* **To be done**: For the listing below, give the number of lines in which "estimate" occurs. Add nothing.

* **Extracted entries**:
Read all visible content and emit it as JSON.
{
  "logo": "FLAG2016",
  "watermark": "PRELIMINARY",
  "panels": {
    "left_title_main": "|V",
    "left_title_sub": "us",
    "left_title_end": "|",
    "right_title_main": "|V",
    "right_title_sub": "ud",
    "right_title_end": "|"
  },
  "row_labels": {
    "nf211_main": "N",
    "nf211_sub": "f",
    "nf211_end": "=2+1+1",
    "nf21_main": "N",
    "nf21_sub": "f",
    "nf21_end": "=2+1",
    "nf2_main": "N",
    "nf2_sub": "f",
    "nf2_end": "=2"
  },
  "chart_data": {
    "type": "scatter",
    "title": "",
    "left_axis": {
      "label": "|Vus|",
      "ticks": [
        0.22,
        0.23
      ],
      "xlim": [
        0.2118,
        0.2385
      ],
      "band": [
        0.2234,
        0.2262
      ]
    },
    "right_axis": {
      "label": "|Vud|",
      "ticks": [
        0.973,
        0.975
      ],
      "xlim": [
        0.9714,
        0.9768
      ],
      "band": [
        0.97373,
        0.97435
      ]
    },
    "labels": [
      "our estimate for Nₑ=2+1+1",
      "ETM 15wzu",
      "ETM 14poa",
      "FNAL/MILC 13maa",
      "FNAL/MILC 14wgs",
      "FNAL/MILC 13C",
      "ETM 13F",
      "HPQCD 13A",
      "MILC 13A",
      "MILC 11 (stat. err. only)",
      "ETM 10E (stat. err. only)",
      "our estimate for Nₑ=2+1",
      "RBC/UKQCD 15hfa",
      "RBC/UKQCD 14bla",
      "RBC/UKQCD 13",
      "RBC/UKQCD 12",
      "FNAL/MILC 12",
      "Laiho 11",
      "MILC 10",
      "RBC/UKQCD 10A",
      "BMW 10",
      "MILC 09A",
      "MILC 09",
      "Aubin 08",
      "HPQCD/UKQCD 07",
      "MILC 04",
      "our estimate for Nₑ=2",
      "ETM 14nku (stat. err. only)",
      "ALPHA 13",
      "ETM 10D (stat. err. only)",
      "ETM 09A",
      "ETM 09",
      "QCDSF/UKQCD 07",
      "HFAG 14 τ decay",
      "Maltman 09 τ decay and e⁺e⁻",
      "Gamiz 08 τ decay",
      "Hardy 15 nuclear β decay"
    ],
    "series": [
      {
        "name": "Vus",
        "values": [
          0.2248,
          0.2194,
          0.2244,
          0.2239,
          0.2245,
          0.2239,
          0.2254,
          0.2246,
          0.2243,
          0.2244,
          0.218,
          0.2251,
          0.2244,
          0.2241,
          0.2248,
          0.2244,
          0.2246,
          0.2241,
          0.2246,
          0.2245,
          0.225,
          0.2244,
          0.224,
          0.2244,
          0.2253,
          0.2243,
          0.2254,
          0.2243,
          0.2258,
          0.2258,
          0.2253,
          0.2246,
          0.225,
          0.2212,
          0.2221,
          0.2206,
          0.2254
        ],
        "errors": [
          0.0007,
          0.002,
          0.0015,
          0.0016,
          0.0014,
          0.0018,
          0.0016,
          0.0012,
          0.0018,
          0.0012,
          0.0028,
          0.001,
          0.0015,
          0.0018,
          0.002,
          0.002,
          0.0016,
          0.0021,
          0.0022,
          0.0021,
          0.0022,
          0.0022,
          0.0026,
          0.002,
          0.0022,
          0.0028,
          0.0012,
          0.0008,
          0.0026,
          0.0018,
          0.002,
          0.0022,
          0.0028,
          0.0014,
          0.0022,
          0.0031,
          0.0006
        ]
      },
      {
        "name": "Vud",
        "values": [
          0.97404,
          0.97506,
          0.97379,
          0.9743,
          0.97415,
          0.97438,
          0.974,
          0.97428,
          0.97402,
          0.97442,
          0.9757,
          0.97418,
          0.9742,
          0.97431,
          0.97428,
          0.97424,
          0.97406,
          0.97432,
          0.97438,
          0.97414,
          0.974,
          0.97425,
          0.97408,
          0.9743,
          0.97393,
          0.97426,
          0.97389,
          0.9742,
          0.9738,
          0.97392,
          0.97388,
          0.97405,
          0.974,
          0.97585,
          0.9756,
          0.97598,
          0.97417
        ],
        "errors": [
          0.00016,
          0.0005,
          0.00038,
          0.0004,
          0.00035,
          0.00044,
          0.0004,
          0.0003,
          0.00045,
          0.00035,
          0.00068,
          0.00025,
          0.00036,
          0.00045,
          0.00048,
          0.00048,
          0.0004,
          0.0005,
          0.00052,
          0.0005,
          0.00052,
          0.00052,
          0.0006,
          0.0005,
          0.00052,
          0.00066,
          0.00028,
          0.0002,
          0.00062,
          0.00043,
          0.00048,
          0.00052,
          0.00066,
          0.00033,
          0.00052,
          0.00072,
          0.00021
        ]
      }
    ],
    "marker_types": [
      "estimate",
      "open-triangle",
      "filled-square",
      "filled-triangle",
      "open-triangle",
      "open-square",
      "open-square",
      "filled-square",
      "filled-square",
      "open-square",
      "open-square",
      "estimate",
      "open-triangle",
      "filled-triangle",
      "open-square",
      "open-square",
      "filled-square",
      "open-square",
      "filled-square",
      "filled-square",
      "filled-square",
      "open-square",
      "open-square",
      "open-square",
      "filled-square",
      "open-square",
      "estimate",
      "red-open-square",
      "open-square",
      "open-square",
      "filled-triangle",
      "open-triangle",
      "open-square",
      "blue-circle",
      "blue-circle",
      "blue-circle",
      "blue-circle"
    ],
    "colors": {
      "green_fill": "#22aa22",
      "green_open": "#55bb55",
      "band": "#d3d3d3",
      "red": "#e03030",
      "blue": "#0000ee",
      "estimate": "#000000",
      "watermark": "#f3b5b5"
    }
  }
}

* **Answer in full**: 7